Instruction:
Search the listing for the string "questions" and copy every line that contains it.

Data:

◆ ◆ ◆ ◆ ◆

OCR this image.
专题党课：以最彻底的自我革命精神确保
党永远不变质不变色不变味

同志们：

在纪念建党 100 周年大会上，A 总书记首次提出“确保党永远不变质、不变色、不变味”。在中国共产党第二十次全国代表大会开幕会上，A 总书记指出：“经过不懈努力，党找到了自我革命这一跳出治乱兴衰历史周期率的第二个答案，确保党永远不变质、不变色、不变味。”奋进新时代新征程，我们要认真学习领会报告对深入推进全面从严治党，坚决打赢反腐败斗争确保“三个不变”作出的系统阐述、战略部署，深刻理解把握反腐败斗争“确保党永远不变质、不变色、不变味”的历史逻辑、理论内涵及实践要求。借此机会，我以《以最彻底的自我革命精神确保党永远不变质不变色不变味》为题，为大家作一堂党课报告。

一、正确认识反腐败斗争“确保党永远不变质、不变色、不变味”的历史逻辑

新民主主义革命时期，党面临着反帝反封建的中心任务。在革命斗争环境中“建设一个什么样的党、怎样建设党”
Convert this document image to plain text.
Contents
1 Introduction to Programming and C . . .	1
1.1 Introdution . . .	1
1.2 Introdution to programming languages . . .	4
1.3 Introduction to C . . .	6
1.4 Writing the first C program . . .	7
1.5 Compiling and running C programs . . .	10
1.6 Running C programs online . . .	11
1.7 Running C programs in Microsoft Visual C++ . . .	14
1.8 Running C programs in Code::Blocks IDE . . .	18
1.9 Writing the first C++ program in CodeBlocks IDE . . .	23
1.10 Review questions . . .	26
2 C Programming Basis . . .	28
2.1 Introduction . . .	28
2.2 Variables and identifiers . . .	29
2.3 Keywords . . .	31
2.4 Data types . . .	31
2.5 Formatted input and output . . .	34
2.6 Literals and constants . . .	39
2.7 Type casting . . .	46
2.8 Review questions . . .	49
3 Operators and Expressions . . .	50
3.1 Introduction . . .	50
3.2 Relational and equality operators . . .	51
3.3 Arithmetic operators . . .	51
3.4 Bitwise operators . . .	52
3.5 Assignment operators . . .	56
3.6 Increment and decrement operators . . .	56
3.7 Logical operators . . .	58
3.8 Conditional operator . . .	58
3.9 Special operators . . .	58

◆ ◆ ◆ ◆ ◆

Written answer:
1.10 Review questions . . .	26
2.8 Review questions . . .	49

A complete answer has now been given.